> **INPUT ROWS**
□ □ □ □
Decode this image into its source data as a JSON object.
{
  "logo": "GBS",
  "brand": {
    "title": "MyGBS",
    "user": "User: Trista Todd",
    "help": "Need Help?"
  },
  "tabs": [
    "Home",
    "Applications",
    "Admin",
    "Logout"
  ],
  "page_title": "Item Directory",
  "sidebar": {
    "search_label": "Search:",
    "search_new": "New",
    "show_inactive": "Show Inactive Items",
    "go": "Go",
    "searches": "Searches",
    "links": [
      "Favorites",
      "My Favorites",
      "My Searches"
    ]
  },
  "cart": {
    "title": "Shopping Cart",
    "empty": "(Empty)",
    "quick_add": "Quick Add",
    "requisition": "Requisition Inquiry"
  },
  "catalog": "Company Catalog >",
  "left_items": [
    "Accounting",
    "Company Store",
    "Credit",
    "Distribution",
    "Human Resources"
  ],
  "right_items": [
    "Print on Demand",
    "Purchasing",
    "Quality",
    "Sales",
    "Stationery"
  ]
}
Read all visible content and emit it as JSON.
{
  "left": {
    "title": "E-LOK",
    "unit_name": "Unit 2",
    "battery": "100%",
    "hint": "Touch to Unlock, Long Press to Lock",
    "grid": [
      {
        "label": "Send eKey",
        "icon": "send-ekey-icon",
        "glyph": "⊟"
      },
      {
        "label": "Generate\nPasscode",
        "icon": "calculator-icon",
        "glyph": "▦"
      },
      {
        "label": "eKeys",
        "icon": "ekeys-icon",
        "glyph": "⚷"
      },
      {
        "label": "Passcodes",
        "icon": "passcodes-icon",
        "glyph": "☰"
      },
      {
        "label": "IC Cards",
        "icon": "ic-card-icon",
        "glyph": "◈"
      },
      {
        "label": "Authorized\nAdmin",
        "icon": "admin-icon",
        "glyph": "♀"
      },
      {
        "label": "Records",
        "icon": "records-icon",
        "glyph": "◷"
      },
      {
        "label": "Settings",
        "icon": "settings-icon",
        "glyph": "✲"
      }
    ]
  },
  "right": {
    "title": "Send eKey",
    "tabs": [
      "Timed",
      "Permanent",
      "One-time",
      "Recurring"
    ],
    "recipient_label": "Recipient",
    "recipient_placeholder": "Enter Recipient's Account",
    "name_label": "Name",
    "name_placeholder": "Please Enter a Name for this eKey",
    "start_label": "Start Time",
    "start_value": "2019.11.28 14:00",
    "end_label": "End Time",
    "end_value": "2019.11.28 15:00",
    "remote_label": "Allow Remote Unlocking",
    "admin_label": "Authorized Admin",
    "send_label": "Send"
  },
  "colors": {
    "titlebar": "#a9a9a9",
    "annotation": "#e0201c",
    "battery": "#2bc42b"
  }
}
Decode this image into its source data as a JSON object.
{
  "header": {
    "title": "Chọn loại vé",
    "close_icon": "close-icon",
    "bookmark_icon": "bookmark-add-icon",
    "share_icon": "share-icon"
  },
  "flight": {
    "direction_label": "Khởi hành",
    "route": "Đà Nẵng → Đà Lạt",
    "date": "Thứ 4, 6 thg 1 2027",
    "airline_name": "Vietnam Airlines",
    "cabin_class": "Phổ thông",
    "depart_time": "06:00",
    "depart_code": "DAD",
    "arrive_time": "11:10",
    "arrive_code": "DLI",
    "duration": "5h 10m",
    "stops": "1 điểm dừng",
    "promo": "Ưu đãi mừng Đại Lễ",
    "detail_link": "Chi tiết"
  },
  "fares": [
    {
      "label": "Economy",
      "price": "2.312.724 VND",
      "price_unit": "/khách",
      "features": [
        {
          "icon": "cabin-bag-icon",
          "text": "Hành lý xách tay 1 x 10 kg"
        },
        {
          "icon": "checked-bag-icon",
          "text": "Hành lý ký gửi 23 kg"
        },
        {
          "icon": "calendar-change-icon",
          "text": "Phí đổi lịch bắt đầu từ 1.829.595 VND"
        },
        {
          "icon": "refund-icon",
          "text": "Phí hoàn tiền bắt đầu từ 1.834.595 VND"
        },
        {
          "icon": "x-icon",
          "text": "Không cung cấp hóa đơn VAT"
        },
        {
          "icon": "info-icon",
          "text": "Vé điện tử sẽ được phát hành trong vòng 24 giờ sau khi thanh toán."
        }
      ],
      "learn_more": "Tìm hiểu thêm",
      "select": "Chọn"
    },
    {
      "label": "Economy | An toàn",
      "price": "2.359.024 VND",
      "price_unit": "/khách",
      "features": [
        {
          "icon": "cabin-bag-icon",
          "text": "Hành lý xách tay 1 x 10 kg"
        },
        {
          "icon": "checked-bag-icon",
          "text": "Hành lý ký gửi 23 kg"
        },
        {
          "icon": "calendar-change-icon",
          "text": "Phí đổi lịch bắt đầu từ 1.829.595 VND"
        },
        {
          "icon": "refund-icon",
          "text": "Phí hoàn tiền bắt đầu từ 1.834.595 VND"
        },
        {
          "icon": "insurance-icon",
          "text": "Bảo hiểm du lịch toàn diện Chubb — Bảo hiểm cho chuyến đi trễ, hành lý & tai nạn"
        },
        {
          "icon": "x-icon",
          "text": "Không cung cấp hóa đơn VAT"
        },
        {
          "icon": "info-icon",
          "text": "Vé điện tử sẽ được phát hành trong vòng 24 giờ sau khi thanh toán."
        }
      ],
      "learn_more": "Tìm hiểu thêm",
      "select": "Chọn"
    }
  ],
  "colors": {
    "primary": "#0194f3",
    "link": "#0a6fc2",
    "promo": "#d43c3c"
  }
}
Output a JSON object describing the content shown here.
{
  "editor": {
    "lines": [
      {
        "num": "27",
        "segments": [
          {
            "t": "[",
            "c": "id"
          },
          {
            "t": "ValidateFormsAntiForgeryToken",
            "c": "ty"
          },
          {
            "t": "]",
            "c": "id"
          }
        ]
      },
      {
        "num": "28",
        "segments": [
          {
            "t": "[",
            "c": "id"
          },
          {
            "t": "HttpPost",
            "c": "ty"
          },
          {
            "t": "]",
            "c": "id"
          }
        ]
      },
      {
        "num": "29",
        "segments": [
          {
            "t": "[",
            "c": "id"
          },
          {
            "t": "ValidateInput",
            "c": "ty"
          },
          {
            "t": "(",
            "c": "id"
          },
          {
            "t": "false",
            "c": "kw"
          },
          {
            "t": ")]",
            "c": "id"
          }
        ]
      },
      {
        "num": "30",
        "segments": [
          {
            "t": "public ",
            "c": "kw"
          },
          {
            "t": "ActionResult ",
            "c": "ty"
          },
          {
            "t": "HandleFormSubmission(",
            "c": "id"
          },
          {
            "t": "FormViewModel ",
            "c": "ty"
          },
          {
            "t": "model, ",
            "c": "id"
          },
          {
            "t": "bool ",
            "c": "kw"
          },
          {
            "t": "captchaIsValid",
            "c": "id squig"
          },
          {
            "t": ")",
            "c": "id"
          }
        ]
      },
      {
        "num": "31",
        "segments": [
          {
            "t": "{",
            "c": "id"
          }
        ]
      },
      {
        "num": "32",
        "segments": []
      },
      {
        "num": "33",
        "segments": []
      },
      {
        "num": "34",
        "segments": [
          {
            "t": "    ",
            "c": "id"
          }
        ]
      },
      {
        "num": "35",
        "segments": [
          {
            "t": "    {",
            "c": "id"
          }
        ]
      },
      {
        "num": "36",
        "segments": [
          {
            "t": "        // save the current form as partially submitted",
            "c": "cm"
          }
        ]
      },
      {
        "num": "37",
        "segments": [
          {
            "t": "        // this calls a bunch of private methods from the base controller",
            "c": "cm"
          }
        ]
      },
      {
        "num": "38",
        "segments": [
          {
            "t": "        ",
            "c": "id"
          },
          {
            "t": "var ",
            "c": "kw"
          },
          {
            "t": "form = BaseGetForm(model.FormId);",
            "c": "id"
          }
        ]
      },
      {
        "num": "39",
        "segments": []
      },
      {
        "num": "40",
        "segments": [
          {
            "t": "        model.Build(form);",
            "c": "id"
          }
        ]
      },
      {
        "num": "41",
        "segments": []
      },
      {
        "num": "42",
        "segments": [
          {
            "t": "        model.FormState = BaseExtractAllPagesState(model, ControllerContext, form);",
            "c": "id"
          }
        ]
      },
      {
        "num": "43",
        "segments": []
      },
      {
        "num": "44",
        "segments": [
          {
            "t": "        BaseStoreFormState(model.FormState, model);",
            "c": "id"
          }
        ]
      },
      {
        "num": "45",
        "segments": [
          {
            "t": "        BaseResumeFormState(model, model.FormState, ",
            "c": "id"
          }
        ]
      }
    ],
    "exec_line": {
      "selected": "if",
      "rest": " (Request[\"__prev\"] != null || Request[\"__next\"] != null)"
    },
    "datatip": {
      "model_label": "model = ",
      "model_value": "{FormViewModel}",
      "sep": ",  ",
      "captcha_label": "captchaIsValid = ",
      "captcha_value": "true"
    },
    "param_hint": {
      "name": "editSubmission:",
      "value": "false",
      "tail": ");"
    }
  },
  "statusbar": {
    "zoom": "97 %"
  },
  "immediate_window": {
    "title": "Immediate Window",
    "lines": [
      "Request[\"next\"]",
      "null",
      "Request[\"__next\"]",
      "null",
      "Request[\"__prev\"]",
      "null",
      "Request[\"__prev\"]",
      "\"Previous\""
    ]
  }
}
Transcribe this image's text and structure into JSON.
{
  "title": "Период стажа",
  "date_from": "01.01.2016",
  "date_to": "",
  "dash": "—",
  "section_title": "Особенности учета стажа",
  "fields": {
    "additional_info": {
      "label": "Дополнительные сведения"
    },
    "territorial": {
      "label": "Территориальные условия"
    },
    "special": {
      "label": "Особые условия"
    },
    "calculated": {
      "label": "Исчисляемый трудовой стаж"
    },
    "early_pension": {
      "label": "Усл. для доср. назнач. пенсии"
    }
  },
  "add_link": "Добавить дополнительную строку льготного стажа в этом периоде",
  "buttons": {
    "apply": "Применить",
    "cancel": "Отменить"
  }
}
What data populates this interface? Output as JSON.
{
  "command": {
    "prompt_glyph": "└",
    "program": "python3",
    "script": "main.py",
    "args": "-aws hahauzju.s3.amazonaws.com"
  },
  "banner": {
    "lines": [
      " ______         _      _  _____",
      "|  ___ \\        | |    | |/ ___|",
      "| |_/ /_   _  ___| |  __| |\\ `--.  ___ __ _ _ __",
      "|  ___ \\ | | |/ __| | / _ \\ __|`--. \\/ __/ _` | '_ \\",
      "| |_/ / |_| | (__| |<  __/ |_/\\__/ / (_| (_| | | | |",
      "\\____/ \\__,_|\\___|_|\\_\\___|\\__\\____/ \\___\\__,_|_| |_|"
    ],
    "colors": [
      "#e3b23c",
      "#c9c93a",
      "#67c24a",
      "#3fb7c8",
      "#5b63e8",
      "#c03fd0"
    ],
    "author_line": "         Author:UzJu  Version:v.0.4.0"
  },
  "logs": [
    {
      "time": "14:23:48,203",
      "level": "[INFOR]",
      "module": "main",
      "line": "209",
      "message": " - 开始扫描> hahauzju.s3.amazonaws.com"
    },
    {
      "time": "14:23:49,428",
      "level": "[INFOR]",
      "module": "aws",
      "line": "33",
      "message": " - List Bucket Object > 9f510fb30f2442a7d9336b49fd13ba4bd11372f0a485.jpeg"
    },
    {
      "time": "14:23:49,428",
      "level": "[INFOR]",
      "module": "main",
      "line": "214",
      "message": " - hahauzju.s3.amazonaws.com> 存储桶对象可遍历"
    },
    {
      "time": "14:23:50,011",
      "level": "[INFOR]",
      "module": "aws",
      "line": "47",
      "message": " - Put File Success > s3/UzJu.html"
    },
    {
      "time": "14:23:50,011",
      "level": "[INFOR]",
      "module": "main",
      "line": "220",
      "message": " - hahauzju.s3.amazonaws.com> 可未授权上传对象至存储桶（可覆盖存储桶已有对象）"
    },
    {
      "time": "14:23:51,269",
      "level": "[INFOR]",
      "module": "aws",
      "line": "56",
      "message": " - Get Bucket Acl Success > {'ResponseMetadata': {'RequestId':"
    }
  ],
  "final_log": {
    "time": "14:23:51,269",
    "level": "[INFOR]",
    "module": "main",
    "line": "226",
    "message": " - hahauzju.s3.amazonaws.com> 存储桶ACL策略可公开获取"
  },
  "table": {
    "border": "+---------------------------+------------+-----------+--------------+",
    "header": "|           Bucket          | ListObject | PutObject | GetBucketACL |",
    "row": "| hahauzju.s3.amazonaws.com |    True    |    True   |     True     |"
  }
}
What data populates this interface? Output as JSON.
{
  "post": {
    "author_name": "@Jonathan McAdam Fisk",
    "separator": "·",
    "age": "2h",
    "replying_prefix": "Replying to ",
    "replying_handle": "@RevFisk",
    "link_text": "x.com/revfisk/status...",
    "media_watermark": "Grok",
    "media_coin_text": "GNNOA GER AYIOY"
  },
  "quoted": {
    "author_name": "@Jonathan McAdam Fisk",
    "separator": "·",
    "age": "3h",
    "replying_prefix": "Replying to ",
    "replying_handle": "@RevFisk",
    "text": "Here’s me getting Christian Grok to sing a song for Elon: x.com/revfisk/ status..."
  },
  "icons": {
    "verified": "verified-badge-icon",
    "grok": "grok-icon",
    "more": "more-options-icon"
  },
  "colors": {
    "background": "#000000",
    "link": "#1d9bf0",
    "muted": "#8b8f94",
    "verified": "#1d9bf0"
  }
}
□ □ □ □
> **TASK DIRECTIONS**
In the entries above, find every line with the word "Bucket" and list it.

> **WRITTEN SOLUTION**
      "message": " - List Bucket Object > 9f510fb30f2442a7d9336b49fd13ba4bd11372f0a485.jpeg"
      "message": " - Get Bucket Acl Success > {'ResponseMetadata': {'RequestId':"
    "header": "|           Bucket          | ListObject | PutObject | GetBucketACL |",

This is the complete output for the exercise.